WHAT NEEDS TO BE DONE: Leave out the pictures and transcribe the rest of the records exactly.
[START OF RAW RECORDS]
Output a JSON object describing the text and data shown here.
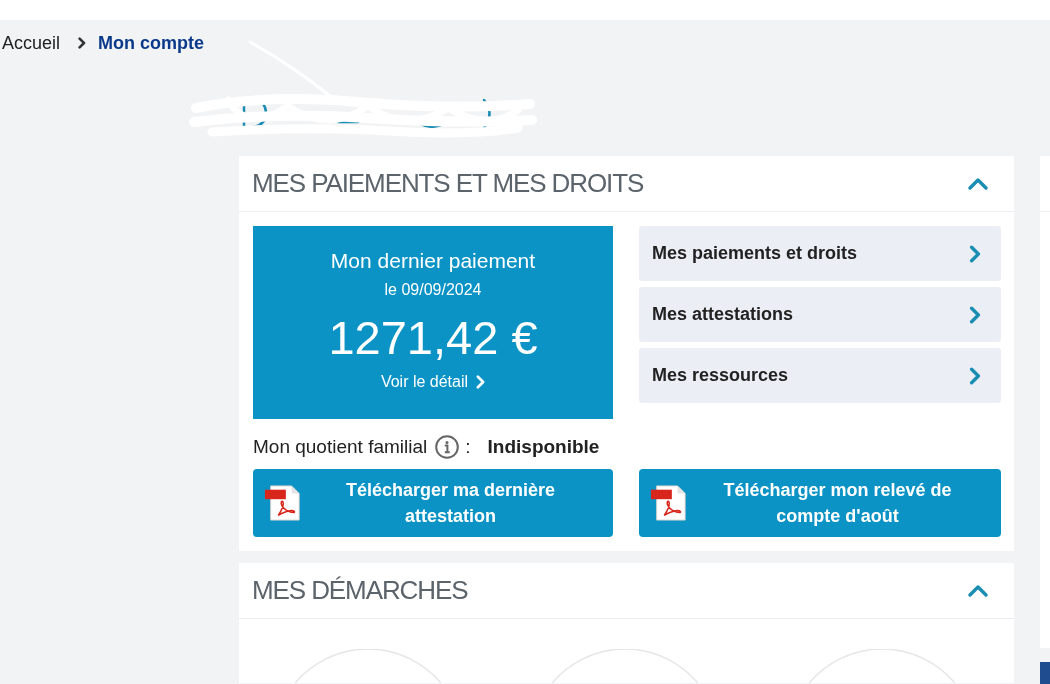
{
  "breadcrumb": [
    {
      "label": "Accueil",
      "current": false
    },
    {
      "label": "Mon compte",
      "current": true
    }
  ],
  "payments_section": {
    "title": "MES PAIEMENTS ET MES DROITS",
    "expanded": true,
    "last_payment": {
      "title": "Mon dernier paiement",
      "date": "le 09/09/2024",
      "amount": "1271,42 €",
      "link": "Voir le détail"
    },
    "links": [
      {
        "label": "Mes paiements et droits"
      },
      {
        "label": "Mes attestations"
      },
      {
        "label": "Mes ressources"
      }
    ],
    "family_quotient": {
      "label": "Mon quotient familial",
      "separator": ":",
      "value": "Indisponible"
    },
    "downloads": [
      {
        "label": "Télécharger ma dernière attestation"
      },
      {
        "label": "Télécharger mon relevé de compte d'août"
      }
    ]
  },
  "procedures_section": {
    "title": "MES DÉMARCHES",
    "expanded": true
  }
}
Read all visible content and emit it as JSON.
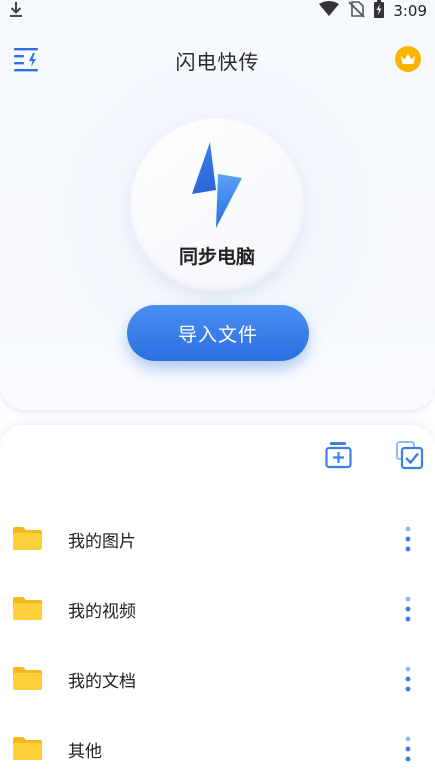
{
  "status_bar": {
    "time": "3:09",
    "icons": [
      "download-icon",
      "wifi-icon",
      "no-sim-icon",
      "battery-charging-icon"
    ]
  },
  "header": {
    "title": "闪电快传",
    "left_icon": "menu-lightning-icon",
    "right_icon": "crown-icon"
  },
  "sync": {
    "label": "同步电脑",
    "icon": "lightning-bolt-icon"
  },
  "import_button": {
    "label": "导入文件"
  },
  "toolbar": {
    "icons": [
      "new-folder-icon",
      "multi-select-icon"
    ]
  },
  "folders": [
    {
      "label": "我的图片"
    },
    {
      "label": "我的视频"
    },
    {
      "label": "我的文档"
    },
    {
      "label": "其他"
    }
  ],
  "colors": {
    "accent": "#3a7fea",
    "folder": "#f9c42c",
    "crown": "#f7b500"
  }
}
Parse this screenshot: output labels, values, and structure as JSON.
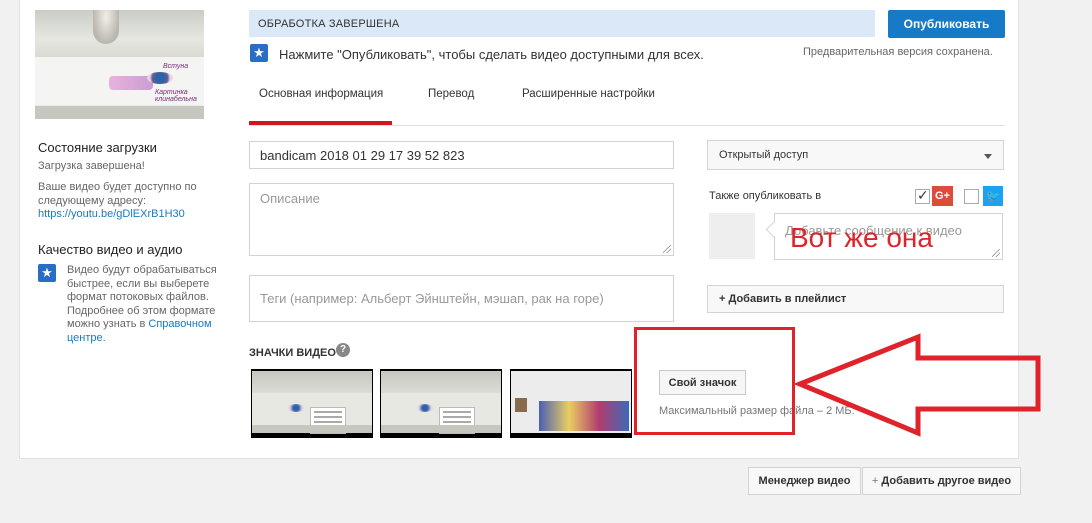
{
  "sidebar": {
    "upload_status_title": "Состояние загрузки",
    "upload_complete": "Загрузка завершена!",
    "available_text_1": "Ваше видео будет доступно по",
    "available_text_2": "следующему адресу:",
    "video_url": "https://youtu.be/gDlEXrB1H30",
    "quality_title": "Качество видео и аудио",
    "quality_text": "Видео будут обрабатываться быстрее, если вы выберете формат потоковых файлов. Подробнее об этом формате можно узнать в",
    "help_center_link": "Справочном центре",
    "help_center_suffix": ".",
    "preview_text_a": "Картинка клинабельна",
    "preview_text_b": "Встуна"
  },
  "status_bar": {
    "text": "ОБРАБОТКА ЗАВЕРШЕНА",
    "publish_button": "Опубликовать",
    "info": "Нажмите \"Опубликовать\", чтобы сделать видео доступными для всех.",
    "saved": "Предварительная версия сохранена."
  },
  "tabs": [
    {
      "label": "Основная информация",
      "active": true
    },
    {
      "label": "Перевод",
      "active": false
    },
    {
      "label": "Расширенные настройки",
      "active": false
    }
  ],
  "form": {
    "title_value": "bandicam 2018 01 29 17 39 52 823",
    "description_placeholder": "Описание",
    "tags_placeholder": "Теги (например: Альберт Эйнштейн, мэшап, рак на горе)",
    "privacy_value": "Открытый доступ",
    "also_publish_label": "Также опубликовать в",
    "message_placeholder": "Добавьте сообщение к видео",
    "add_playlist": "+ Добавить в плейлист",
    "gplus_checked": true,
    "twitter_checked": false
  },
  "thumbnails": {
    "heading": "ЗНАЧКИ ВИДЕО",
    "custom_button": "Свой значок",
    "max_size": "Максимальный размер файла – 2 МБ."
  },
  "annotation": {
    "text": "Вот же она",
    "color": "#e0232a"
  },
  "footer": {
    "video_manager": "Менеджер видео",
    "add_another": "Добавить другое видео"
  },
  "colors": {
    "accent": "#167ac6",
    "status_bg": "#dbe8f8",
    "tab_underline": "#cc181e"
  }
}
[END OF RAW RECORDS]
FULL OUTPUT:
Output a JSON object describing the text and data shown here.
{
  "breadcrumb": [
    {
      "label": "Accueil",
      "current": false
    },
    {
      "label": "Mon compte",
      "current": true
    }
  ],
  "payments_section": {
    "title": "MES PAIEMENTS ET MES DROITS",
    "expanded": true,
    "last_payment": {
      "title": "Mon dernier paiement",
      "date": "le 09/09/2024",
      "amount": "1271,42 €",
      "link": "Voir le détail"
    },
    "links": [
      {
        "label": "Mes paiements et droits"
      },
      {
        "label": "Mes attestations"
      },
      {
        "label": "Mes ressources"
      }
    ],
    "family_quotient": {
      "label": "Mon quotient familial",
      "separator": ":",
      "value": "Indisponible"
    },
    "downloads": [
      {
        "label": "Télécharger ma dernière attestation"
      },
      {
        "label": "Télécharger mon relevé de compte d'août"
      }
    ]
  },
  "procedures_section": {
    "title": "MES DÉMARCHES",
    "expanded": true
  }
}
Read all visible content and emit it as JSON.
{
  "status_bar": {
    "time": "3:09",
    "icons": [
      "download-icon",
      "wifi-icon",
      "no-sim-icon",
      "battery-charging-icon"
    ]
  },
  "header": {
    "title": "闪电快传",
    "left_icon": "menu-lightning-icon",
    "right_icon": "crown-icon"
  },
  "sync": {
    "label": "同步电脑",
    "icon": "lightning-bolt-icon"
  },
  "import_button": {
    "label": "导入文件"
  },
  "toolbar": {
    "icons": [
      "new-folder-icon",
      "multi-select-icon"
    ]
  },
  "folders": [
    {
      "label": "我的图片"
    },
    {
      "label": "我的视频"
    },
    {
      "label": "我的文档"
    },
    {
      "label": "其他"
    }
  ],
  "colors": {
    "accent": "#3a7fea",
    "folder": "#f9c42c",
    "crown": "#f7b500"
  }
}
Parse this screenshot: output labels, values, and structure as JSON.
{
  "sidebar": {
    "upload_status_title": "Состояние загрузки",
    "upload_complete": "Загрузка завершена!",
    "available_text_1": "Ваше видео будет доступно по",
    "available_text_2": "следующему адресу:",
    "video_url": "https://youtu.be/gDlEXrB1H30",
    "quality_title": "Качество видео и аудио",
    "quality_text": "Видео будут обрабатываться быстрее, если вы выберете формат потоковых файлов. Подробнее об этом формате можно узнать в",
    "help_center_link": "Справочном центре",
    "help_center_suffix": ".",
    "preview_text_a": "Картинка клинабельна",
    "preview_text_b": "Встуна"
  },
  "status_bar": {
    "text": "ОБРАБОТКА ЗАВЕРШЕНА",
    "publish_button": "Опубликовать",
    "info": "Нажмите \"Опубликовать\", чтобы сделать видео доступными для всех.",
    "saved": "Предварительная версия сохранена."
  },
  "tabs": [
    {
      "label": "Основная информация",
      "active": true
    },
    {
      "label": "Перевод",
      "active": false
    },
    {
      "label": "Расширенные настройки",
      "active": false
    }
  ],
  "form": {
    "title_value": "bandicam 2018 01 29 17 39 52 823",
    "description_placeholder": "Описание",
    "tags_placeholder": "Теги (например: Альберт Эйнштейн, мэшап, рак на горе)",
    "privacy_value": "Открытый доступ",
    "also_publish_label": "Также опубликовать в",
    "message_placeholder": "Добавьте сообщение к видео",
    "add_playlist": "+ Добавить в плейлист",
    "gplus_checked": true,
    "twitter_checked": false
  },
  "thumbnails": {
    "heading": "ЗНАЧКИ ВИДЕО",
    "custom_button": "Свой значок",
    "max_size": "Максимальный размер файла – 2 МБ."
  },
  "annotation": {
    "text": "Вот же она",
    "color": "#e0232a"
  },
  "footer": {
    "video_manager": "Менеджер видео",
    "add_another": "Добавить другое видео"
  },
  "colors": {
    "accent": "#167ac6",
    "status_bg": "#dbe8f8",
    "tab_underline": "#cc181e"
  }
}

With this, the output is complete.